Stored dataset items
..........

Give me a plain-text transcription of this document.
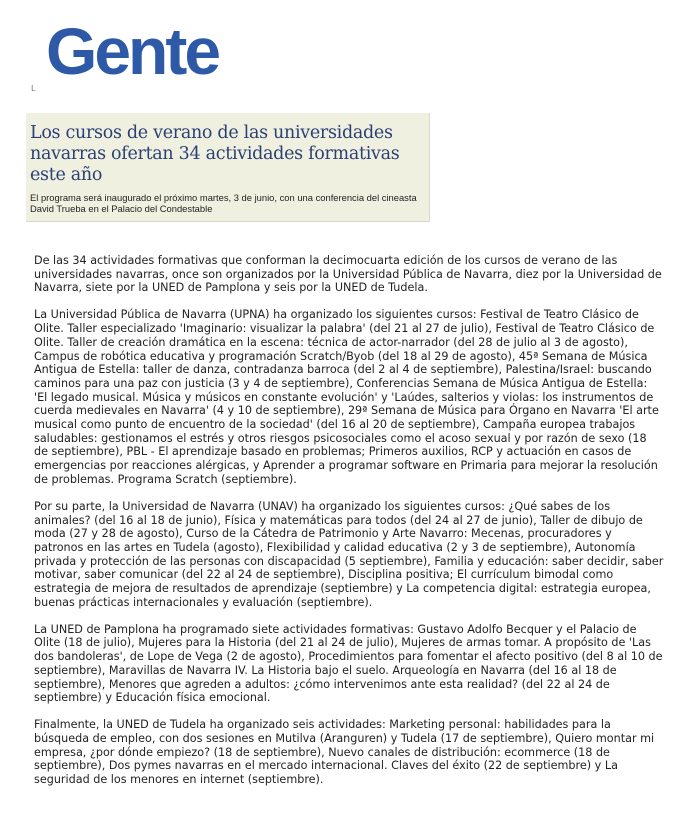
Gente
L
Los cursos de verano de las universidades navarras ofertan 34 actividades formativas este año

El programa será inaugurado el próximo martes, 3 de junio, con una conferencia del cineasta David Trueba en el Palacio del Condestable

De las 34 actividades formativas que conforman la decimocuarta edición de los cursos de verano de las universidades navarras, once son organizados por la Universidad Pública de Navarra, diez por la Universidad de Navarra, siete por la UNED de Pamplona y seis por la UNED de Tudela.

La Universidad Pública de Navarra (UPNA) ha organizado los siguientes cursos: Festival de Teatro Clásico de Olite. Taller especializado 'Imaginario: visualizar la palabra' (del 21 al 27 de julio), Festival de Teatro Clásico de Olite. Taller de creación dramática en la escena: técnica de actor-narrador (del 28 de julio al 3 de agosto), Campus de robótica educativa y programación Scratch/Byob (del 18 al 29 de agosto), 45ª Semana de Música Antigua de Estella: taller de danza, contradanza barroca (del 2 al 4 de septiembre), Palestina/Israel: buscando caminos para una paz con justicia (3 y 4 de septiembre), Conferencias Semana de Música Antigua de Estella: 'El legado musical. Música y músicos en constante evolución' y 'Laúdes, salterios y violas: los instrumentos de cuerda medievales en Navarra' (4 y 10 de septiembre), 29ª Semana de Música para Órgano en Navarra 'El arte musical como punto de encuentro de la sociedad' (del 16 al 20 de septiembre), Campaña europea trabajos saludables: gestionamos el estrés y otros riesgos psicosociales como el acoso sexual y por razón de sexo (18 de septiembre), PBL - El aprendizaje basado en problemas; Primeros auxilios, RCP y actuación en casos de emergencias por reacciones alérgicas, y Aprender a programar software en Primaria para mejorar la resolución de problemas. Programa Scratch (septiembre).

Por su parte, la Universidad de Navarra (UNAV) ha organizado los siguientes cursos: ¿Qué sabes de los animales? (del 16 al 18 de junio), Física y matemáticas para todos (del 24 al 27 de junio), Taller de dibujo de moda (27 y 28 de agosto), Curso de la Cátedra de Patrimonio y Arte Navarro: Mecenas, procuradores y patronos en las artes en Tudela (agosto), Flexibilidad y calidad educativa (2 y 3 de septiembre), Autonomía privada y protección de las personas con discapacidad (5 septiembre), Familia y educación: saber decidir, saber motivar, saber comunicar (del 22 al 24 de septiembre), Disciplina positiva; El currículum bimodal como estrategia de mejora de resultados de aprendizaje (septiembre) y La competencia digital: estrategia europea, buenas prácticas internacionales y evaluación (septiembre).

La UNED de Pamplona ha programado siete actividades formativas: Gustavo Adolfo Becquer y el Palacio de Olite (18 de julio), Mujeres para la Historia (del 21 al 24 de julio), Mujeres de armas tomar. A propósito de 'Las dos bandoleras', de Lope de Vega (2 de agosto), Procedimientos para fomentar el afecto positivo (del 8 al 10 de septiembre), Maravillas de Navarra IV. La Historia bajo el suelo. Arqueología en Navarra (del 16 al 18 de septiembre), Menores que agreden a adultos: ¿cómo intervenimos ante esta realidad? (del 22 al 24 de septiembre) y Educación física emocional.

Finalmente, la UNED de Tudela ha organizado seis actividades: Marketing personal: habilidades para la búsqueda de empleo, con dos sesiones en Mutilva (Aranguren) y Tudela (17 de septiembre), Quiero montar mi empresa, ¿por dónde empiezo? (18 de septiembre), Nuevo canales de distribución: ecommerce (18 de septiembre), Dos pymes navarras en el mercado internacional. Claves del éxito (22 de septiembre) y La seguridad de los menores en internet (septiembre).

..........

# EXERCISE REQUIREMENTS
Each entry shown above must be quoted exactly, with its pictures left out.

# WRITTEN RESPONSE
Give me a plain-text transcription of this document.
Gente
L
Los cursos de verano de las universidades navarras ofertan 34 actividades formativas este año

El programa será inaugurado el próximo martes, 3 de junio, con una conferencia del cineasta David Trueba en el Palacio del Condestable

De las 34 actividades formativas que conforman la decimocuarta edición de los cursos de verano de las universidades navarras, once son organizados por la Universidad Pública de Navarra, diez por la Universidad de Navarra, siete por la UNED de Pamplona y seis por la UNED de Tudela.

La Universidad Pública de Navarra (UPNA) ha organizado los siguientes cursos: Festival de Teatro Clásico de Olite. Taller especializado 'Imaginario: visualizar la palabra' (del 21 al 27 de julio), Festival de Teatro Clásico de Olite. Taller de creación dramática en la escena: técnica de actor-narrador (del 28 de julio al 3 de agosto), Campus de robótica educativa y programación Scratch/Byob (del 18 al 29 de agosto), 45ª Semana de Música Antigua de Estella: taller de danza, contradanza barroca (del 2 al 4 de septiembre), Palestina/Israel: buscando caminos para una paz con justicia (3 y 4 de septiembre), Conferencias Semana de Música Antigua de Estella: 'El legado musical. Música y músicos en constante evolución' y 'Laúdes, salterios y violas: los instrumentos de cuerda medievales en Navarra' (4 y 10 de septiembre), 29ª Semana de Música para Órgano en Navarra 'El arte musical como punto de encuentro de la sociedad' (del 16 al 20 de septiembre), Campaña europea trabajos saludables: gestionamos el estrés y otros riesgos psicosociales como el acoso sexual y por razón de sexo (18 de septiembre), PBL - El aprendizaje basado en problemas; Primeros auxilios, RCP y actuación en casos de emergencias por reacciones alérgicas, y Aprender a programar software en Primaria para mejorar la resolución de problemas. Programa Scratch (septiembre).

Por su parte, la Universidad de Navarra (UNAV) ha organizado los siguientes cursos: ¿Qué sabes de los animales? (del 16 al 18 de junio), Física y matemáticas para todos (del 24 al 27 de junio), Taller de dibujo de moda (27 y 28 de agosto), Curso de la Cátedra de Patrimonio y Arte Navarro: Mecenas, procuradores y patronos en las artes en Tudela (agosto), Flexibilidad y calidad educativa (2 y 3 de septiembre), Autonomía privada y protección de las personas con discapacidad (5 septiembre), Familia y educación: saber decidir, saber motivar, saber comunicar (del 22 al 24 de septiembre), Disciplina positiva; El currículum bimodal como estrategia de mejora de resultados de aprendizaje (septiembre) y La competencia digital: estrategia europea, buenas prácticas internacionales y evaluación (septiembre).

La UNED de Pamplona ha programado siete actividades formativas: Gustavo Adolfo Becquer y el Palacio de Olite (18 de julio), Mujeres para la Historia (del 21 al 24 de julio), Mujeres de armas tomar. A propósito de 'Las dos bandoleras', de Lope de Vega (2 de agosto), Procedimientos para fomentar el afecto positivo (del 8 al 10 de septiembre), Maravillas de Navarra IV. La Historia bajo el suelo. Arqueología en Navarra (del 16 al 18 de septiembre), Menores que agreden a adultos: ¿cómo intervenimos ante esta realidad? (del 22 al 24 de septiembre) y Educación física emocional.

Finalmente, la UNED de Tudela ha organizado seis actividades: Marketing personal: habilidades para la búsqueda de empleo, con dos sesiones en Mutilva (Aranguren) y Tudela (17 de septiembre), Quiero montar mi empresa, ¿por dónde empiezo? (18 de septiembre), Nuevo canales de distribución: ecommerce (18 de septiembre), Dos pymes navarras en el mercado internacional. Claves del éxito (22 de septiembre) y La seguridad de los menores en internet (septiembre).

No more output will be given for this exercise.